__Entries provided__.
------------------------------------------------

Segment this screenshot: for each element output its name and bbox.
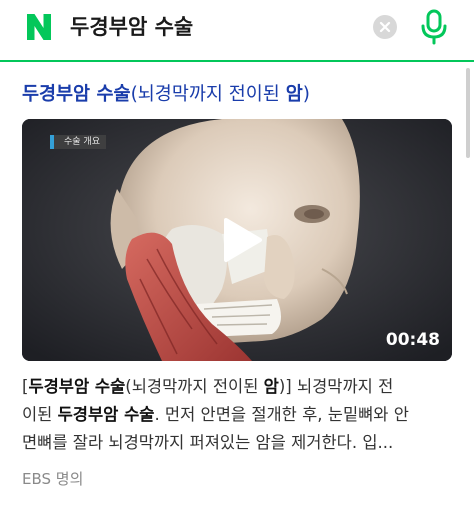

------------------------------------------------

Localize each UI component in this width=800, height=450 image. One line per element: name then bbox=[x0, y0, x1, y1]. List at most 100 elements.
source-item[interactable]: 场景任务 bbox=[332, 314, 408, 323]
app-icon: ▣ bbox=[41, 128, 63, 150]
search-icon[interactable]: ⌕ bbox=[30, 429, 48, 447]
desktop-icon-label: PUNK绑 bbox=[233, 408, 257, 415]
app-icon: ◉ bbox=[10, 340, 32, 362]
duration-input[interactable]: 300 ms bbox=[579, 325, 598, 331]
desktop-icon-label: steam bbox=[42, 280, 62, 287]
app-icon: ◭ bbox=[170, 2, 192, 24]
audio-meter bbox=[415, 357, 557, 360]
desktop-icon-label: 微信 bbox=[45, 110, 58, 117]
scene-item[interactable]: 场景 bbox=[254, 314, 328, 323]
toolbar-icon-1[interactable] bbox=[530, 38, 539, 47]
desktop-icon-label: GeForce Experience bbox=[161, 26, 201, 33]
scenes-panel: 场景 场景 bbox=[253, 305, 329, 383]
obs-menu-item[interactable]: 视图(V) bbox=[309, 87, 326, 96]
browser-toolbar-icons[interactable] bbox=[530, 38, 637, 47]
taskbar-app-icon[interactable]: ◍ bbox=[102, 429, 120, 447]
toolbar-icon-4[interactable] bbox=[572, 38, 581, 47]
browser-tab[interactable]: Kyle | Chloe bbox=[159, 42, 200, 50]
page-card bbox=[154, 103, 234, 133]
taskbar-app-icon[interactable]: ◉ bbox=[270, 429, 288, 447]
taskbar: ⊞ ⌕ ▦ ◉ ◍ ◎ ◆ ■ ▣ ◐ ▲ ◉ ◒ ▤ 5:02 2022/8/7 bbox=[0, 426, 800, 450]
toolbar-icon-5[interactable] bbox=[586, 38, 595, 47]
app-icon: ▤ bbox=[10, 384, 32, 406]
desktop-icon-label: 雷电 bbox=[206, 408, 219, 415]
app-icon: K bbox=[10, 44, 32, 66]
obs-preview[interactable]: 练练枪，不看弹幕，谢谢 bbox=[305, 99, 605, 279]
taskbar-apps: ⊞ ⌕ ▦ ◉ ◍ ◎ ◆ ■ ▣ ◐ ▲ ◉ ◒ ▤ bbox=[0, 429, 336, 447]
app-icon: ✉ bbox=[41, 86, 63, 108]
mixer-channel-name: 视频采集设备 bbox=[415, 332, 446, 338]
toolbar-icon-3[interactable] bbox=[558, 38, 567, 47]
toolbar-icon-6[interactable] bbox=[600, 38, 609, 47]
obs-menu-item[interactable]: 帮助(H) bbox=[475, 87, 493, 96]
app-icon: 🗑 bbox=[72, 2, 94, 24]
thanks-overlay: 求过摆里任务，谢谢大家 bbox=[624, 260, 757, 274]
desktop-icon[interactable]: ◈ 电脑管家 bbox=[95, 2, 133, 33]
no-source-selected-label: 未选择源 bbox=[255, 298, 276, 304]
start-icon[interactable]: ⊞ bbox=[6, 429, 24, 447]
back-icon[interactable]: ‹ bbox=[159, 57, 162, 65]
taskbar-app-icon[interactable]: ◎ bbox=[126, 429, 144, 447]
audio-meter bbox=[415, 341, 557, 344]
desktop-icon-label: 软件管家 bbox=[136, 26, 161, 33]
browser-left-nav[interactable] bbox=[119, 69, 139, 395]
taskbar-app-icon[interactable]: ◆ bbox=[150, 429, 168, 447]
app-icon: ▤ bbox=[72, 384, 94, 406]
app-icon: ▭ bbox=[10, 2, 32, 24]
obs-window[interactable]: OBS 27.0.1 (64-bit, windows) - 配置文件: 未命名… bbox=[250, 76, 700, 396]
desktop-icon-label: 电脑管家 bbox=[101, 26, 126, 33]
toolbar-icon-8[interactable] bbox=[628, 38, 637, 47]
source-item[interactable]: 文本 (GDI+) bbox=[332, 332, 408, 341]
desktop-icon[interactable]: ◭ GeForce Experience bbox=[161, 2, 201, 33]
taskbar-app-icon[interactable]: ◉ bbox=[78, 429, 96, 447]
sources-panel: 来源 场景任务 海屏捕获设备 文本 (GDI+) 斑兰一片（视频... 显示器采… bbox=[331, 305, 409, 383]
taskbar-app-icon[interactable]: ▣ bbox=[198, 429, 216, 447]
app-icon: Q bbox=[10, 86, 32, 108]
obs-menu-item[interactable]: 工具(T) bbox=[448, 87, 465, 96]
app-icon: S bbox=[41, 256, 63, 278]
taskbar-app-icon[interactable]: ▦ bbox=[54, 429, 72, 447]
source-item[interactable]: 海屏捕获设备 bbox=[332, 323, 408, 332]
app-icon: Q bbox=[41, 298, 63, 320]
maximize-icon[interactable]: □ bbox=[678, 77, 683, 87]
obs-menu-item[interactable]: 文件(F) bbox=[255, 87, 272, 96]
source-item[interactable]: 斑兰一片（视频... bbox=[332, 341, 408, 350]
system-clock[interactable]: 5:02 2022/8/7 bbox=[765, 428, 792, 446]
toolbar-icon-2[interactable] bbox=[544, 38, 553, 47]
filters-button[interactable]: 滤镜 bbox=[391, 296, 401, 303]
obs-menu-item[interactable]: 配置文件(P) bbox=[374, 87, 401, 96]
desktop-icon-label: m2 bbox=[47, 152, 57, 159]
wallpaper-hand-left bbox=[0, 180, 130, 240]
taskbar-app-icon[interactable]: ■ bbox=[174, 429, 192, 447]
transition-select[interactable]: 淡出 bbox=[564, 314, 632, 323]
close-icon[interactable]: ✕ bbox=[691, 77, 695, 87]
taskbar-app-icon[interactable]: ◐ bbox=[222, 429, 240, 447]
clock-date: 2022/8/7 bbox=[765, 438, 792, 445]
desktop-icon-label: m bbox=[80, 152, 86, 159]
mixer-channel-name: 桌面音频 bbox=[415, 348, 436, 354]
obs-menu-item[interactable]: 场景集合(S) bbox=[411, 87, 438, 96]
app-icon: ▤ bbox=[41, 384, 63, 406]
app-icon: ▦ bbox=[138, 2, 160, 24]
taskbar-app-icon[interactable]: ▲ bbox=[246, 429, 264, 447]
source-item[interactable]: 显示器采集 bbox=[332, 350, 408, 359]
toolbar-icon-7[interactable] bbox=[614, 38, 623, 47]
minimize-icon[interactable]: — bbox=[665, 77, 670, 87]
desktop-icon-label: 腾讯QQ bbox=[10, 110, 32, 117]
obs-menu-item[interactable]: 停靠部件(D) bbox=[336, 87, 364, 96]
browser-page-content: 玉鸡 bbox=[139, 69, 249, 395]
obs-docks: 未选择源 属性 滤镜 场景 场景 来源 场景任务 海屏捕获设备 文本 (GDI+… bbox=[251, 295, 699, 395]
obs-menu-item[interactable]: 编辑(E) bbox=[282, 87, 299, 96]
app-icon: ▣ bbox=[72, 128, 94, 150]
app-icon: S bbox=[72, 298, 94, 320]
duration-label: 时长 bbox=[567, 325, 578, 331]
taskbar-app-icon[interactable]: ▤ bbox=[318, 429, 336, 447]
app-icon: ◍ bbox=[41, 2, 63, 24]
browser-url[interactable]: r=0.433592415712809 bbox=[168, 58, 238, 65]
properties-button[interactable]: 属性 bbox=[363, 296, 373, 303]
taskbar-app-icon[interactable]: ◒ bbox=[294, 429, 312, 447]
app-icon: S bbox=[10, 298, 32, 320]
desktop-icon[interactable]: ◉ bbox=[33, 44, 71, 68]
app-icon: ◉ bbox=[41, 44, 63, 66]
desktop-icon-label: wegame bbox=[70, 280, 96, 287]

------------------------------------------------

__Task to carry out__. Copy the rows above word for word, from the line with "Localize each UI" to the line with "app-icon: 🗑 bbox=[72, 2, 94, 24]", including both of those lines.

__Response to the exercise__.
Localize each UI component in this width=800, height=450 image. One line per element: name then bbox=[x0, y0, x1, y1]. List at most 100 elements.
source-item[interactable]: 场景任务 bbox=[332, 314, 408, 323]
app-icon: ▣ bbox=[41, 128, 63, 150]
search-icon[interactable]: ⌕ bbox=[30, 429, 48, 447]
desktop-icon-label: PUNK绑 bbox=[233, 408, 257, 415]
app-icon: ◉ bbox=[10, 340, 32, 362]
duration-input[interactable]: 300 ms bbox=[579, 325, 598, 331]
desktop-icon-label: steam bbox=[42, 280, 62, 287]
app-icon: ◭ bbox=[170, 2, 192, 24]
audio-meter bbox=[415, 357, 557, 360]
desktop-icon-label: 微信 bbox=[45, 110, 58, 117]
scene-item[interactable]: 场景 bbox=[254, 314, 328, 323]
toolbar-icon-1[interactable] bbox=[530, 38, 539, 47]
desktop-icon-label: GeForce Experience bbox=[161, 26, 201, 33]
scenes-panel: 场景 场景 bbox=[253, 305, 329, 383]
obs-menu-item[interactable]: 视图(V) bbox=[309, 87, 326, 96]
browser-toolbar-icons[interactable] bbox=[530, 38, 637, 47]
taskbar-app-icon[interactable]: ◍ bbox=[102, 429, 120, 447]
toolbar-icon-4[interactable] bbox=[572, 38, 581, 47]
browser-tab[interactable]: Kyle | Chloe bbox=[159, 42, 200, 50]
page-card bbox=[154, 103, 234, 133]
taskbar-app-icon[interactable]: ◉ bbox=[270, 429, 288, 447]
taskbar: ⊞ ⌕ ▦ ◉ ◍ ◎ ◆ ■ ▣ ◐ ▲ ◉ ◒ ▤ 5:02 2022/8/7 bbox=[0, 426, 800, 450]
toolbar-icon-5[interactable] bbox=[586, 38, 595, 47]
app-icon: ▤ bbox=[10, 384, 32, 406]
desktop-icon-label: 雷电 bbox=[206, 408, 219, 415]
app-icon: K bbox=[10, 44, 32, 66]
obs-preview[interactable]: 练练枪，不看弹幕，谢谢 bbox=[305, 99, 605, 279]
taskbar-apps: ⊞ ⌕ ▦ ◉ ◍ ◎ ◆ ■ ▣ ◐ ▲ ◉ ◒ ▤ bbox=[0, 429, 336, 447]
app-icon: ✉ bbox=[41, 86, 63, 108]
mixer-channel-name: 视频采集设备 bbox=[415, 332, 446, 338]
toolbar-icon-3[interactable] bbox=[558, 38, 567, 47]
toolbar-icon-6[interactable] bbox=[600, 38, 609, 47]
obs-menu-item[interactable]: 帮助(H) bbox=[475, 87, 493, 96]
app-icon: 🗑 bbox=[72, 2, 94, 24]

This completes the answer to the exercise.